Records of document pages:
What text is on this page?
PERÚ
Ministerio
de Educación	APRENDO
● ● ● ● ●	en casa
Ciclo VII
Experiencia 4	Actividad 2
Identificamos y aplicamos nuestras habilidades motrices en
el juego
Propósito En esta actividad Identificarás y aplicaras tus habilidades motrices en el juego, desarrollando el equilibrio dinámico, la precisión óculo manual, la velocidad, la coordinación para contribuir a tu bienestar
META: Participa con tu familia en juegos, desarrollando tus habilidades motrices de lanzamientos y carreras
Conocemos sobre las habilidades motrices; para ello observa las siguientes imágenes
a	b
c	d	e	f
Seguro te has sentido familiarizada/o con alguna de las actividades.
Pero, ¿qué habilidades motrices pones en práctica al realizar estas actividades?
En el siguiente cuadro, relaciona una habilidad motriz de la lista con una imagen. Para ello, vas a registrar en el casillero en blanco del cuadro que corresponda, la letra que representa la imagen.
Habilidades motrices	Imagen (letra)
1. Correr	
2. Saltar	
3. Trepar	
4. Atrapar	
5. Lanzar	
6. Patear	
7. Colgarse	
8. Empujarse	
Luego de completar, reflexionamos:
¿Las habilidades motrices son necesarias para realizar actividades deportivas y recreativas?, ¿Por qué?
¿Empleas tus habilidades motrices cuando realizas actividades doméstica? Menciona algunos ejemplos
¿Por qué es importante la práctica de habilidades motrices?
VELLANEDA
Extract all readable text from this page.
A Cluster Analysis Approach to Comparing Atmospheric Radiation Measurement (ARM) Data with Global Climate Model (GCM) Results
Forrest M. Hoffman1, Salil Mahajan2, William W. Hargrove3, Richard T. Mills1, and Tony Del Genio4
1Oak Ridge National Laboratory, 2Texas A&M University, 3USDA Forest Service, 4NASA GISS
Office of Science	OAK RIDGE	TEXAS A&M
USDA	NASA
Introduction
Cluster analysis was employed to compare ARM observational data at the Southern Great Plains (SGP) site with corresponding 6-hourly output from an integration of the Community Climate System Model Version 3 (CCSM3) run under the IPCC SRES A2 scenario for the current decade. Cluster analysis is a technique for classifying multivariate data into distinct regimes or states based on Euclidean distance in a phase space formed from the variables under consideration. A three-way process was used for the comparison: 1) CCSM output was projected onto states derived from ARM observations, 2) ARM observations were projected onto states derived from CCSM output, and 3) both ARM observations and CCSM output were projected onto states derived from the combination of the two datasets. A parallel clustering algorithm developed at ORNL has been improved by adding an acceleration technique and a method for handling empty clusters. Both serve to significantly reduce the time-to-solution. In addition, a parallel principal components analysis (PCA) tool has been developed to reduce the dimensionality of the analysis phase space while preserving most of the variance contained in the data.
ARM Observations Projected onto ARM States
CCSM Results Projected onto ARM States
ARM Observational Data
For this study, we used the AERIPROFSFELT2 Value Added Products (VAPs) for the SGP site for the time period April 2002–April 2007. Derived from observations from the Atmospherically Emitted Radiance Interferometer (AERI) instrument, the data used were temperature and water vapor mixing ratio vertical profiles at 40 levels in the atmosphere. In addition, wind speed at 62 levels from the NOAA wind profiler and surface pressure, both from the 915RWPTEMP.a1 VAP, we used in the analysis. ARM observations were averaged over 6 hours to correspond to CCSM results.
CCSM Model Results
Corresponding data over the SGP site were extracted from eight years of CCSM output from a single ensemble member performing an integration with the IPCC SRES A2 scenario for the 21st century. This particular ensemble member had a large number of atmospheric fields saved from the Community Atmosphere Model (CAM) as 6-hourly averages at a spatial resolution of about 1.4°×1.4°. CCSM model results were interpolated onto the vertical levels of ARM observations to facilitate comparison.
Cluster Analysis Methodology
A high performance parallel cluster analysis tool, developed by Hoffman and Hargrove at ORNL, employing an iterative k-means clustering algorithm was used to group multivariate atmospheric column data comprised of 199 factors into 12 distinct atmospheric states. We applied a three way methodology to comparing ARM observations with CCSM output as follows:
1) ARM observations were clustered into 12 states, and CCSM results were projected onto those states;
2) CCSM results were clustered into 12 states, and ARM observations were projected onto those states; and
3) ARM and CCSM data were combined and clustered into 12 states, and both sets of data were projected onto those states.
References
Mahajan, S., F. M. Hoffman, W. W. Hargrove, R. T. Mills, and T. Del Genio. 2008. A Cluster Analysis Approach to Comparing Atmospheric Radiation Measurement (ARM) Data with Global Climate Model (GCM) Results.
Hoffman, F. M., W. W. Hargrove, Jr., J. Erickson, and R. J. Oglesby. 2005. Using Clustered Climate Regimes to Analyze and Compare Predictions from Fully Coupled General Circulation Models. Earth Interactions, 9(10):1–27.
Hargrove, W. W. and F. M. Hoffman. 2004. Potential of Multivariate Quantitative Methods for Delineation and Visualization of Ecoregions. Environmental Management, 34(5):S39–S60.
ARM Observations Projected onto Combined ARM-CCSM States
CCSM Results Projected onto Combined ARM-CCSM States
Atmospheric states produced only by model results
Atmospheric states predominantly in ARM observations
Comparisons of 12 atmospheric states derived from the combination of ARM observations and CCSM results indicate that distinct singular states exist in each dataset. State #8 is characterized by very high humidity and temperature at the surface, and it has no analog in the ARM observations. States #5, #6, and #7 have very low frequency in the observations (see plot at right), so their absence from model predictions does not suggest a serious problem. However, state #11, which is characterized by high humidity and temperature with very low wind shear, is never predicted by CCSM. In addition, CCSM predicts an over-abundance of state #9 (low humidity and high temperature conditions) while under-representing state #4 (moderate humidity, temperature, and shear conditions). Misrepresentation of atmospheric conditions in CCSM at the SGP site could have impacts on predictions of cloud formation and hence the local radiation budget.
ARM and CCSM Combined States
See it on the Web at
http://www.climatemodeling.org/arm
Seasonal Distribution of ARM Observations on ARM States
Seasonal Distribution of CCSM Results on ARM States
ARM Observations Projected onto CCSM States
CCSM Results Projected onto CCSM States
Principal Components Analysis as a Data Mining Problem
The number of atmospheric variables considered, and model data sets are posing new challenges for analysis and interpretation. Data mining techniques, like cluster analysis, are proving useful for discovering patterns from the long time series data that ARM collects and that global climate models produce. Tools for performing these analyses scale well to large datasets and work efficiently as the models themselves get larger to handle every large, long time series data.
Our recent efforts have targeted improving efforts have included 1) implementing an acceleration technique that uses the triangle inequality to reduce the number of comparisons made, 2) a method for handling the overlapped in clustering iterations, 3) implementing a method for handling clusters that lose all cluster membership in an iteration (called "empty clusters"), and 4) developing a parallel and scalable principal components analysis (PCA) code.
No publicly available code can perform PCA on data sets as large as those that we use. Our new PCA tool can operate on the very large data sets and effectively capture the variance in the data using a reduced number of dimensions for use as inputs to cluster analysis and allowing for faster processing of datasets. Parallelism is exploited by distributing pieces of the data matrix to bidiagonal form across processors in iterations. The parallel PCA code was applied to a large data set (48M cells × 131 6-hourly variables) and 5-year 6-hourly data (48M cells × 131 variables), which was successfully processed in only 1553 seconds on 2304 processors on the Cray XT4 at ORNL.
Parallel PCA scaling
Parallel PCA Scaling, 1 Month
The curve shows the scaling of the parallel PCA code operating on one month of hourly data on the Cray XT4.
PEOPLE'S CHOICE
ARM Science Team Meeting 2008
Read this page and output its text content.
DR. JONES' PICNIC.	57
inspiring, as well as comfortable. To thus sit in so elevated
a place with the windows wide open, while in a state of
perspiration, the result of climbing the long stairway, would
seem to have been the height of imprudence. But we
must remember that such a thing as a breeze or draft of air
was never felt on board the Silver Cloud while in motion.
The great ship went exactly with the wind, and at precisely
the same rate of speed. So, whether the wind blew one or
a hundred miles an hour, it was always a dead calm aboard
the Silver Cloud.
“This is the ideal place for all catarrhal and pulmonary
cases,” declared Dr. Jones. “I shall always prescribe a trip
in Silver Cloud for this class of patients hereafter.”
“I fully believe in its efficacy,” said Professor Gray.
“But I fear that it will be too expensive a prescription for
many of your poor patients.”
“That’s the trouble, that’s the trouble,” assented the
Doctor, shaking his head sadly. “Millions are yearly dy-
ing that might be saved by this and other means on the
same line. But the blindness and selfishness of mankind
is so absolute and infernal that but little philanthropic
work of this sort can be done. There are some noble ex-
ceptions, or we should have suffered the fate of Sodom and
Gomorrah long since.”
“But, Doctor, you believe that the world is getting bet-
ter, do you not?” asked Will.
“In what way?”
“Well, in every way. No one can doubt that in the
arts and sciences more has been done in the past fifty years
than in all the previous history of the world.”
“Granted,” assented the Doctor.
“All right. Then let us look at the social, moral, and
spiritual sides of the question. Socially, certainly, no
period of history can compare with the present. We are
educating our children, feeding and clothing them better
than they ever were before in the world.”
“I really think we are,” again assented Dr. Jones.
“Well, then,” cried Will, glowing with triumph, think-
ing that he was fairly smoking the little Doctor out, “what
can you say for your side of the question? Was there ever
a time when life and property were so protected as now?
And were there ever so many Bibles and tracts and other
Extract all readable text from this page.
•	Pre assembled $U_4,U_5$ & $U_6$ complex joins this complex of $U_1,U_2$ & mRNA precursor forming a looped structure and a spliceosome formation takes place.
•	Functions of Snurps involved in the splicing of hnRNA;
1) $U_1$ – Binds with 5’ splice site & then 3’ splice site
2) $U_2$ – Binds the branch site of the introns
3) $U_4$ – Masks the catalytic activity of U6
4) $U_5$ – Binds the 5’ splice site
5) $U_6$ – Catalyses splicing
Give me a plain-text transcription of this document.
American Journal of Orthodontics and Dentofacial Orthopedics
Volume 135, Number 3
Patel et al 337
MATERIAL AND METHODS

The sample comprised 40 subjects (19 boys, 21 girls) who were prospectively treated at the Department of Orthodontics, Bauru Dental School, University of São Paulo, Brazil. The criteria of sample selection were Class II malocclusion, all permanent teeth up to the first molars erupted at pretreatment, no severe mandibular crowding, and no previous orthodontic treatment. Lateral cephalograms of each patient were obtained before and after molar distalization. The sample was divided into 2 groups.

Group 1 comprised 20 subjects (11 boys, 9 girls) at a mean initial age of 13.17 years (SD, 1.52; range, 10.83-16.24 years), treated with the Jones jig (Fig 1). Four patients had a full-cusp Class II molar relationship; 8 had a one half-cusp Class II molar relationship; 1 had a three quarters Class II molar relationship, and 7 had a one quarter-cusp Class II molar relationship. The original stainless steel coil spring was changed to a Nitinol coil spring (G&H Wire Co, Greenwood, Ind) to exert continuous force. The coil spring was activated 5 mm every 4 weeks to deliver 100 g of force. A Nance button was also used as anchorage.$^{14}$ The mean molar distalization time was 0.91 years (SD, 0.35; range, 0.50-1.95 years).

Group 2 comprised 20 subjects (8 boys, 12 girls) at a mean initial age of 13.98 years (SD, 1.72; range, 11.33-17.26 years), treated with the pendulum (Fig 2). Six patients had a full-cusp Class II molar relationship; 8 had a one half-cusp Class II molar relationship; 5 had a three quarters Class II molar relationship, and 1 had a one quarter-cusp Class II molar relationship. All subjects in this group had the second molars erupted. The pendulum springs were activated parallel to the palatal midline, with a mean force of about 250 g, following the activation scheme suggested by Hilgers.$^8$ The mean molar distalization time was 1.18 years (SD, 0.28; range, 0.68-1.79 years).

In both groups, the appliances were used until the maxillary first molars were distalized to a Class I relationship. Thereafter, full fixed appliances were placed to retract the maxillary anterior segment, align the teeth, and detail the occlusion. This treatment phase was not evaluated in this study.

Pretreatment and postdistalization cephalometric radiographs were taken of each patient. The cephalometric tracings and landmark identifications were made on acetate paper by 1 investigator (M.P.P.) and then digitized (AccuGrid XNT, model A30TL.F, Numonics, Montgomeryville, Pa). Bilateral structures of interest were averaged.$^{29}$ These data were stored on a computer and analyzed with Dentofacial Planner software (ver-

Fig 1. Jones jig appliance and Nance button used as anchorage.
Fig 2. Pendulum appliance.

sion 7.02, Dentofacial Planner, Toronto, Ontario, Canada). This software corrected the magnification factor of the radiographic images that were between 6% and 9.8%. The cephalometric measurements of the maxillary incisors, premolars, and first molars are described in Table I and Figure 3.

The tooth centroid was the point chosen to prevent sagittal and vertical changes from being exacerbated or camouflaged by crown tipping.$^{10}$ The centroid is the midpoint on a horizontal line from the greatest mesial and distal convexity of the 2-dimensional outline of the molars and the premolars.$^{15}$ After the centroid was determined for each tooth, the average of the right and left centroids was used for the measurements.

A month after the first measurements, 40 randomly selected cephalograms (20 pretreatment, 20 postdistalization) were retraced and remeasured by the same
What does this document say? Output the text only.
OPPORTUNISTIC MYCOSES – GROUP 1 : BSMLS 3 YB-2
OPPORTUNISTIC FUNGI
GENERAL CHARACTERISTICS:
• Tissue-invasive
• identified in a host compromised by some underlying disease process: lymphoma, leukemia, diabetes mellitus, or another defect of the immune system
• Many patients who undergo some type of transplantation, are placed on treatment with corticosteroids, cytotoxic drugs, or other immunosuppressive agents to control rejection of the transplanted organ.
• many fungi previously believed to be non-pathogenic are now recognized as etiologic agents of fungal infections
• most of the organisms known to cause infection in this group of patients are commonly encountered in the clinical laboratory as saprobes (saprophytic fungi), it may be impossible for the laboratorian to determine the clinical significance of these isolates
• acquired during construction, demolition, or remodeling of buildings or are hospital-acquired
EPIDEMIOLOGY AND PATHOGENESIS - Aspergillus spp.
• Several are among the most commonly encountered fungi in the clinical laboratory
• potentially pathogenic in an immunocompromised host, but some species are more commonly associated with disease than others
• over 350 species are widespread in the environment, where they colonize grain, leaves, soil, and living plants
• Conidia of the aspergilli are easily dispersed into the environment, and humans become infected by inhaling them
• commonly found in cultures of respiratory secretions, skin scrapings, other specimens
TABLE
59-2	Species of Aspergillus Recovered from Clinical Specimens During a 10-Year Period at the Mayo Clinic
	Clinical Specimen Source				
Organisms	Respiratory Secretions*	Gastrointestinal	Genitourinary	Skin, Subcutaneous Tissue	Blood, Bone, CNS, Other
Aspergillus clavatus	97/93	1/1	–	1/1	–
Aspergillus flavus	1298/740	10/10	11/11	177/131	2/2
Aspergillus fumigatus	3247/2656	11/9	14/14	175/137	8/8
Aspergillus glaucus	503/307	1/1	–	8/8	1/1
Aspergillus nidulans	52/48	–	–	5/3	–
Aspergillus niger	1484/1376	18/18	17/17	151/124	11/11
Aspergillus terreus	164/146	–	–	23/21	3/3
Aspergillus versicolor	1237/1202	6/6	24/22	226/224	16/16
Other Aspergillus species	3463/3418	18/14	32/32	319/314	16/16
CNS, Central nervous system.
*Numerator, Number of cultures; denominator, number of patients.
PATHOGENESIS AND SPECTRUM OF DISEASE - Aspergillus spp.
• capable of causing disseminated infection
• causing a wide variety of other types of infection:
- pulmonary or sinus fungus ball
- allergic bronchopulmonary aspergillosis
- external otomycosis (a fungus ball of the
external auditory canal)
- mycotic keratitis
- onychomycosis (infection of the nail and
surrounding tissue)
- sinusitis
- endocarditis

◆ Problem statement
Provide the number of lines in the entries that include "think", and no other text.

◆ Exercise response
2